Short problem
Emit the entire listing verbatim.

Exercise materials

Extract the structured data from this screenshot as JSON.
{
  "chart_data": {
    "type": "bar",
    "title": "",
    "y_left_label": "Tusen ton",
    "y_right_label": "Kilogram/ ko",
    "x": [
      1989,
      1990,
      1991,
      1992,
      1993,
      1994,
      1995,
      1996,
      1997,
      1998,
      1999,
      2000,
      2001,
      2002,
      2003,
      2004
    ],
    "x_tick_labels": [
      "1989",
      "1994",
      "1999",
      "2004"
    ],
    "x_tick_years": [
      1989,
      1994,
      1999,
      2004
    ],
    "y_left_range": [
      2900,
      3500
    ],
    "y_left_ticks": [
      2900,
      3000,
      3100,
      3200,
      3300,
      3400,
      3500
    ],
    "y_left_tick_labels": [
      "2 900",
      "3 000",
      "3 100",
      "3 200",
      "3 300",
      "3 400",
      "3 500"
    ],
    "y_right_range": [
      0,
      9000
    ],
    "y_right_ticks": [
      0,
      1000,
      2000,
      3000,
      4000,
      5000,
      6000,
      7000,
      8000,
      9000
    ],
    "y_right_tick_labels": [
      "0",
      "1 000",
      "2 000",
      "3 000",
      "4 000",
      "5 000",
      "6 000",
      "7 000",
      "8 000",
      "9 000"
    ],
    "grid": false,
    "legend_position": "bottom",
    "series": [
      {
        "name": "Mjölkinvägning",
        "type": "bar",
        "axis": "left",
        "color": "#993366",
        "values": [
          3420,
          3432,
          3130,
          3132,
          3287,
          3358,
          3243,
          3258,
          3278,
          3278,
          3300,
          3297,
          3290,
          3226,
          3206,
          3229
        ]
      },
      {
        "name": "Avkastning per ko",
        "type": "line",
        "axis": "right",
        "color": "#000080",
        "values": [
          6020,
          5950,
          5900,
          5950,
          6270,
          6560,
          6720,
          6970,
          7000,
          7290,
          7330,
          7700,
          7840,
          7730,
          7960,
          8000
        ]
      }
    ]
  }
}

Solution to this task
Extract the structured data from this screenshot as JSON.
{
  "chart_data": {
    "type": "bar",
    "title": "",
    "y_left_label": "Tusen ton",
    "y_right_label": "Kilogram/ ko",
    "x": [
      1989,
      1990,
      1991,
      1992,
      1993,
      1994,
      1995,
      1996,
      1997,
      1998,
      1999,
      2000,
      2001,
      2002,
      2003,
      2004
    ],
    "x_tick_labels": [
      "1989",
      "1994",
      "1999",
      "2004"
    ],
    "x_tick_years": [
      1989,
      1994,
      1999,
      2004
    ],
    "y_left_range": [
      2900,
      3500
    ],
    "y_left_ticks": [
      2900,
      3000,
      3100,
      3200,
      3300,
      3400,
      3500
    ],
    "y_left_tick_labels": [
      "2 900",
      "3 000",
      "3 100",
      "3 200",
      "3 300",
      "3 400",
      "3 500"
    ],
    "y_right_range": [
      0,
      9000
    ],
    "y_right_ticks": [
      0,
      1000,
      2000,
      3000,
      4000,
      5000,
      6000,
      7000,
      8000,
      9000
    ],
    "y_right_tick_labels": [
      "0",
      "1 000",
      "2 000",
      "3 000",
      "4 000",
      "5 000",
      "6 000",
      "7 000",
      "8 000",
      "9 000"
    ],
    "grid": false,
    "legend_position": "bottom",
    "series": [
      {
        "name": "Mjölkinvägning",
        "type": "bar",
        "axis": "left",
        "color": "#993366",
        "values": [
          3420,
          3432,
          3130,
          3132,
          3287,
          3358,
          3243,
          3258,
          3278,
          3278,
          3300,
          3297,
          3290,
          3226,
          3206,
          3229
        ]
      },
      {
        "name": "Avkastning per ko",
        "type": "line",
        "axis": "right",
        "color": "#000080",
        "values": [
          6020,
          5950,
          5900,
          5950,
          6270,
          6560,
          6720,
          6970,
          7000,
          7290,
          7330,
          7700,
          7840,
          7730,
          7960,
          8000
        ]
      }
    ]
  }
}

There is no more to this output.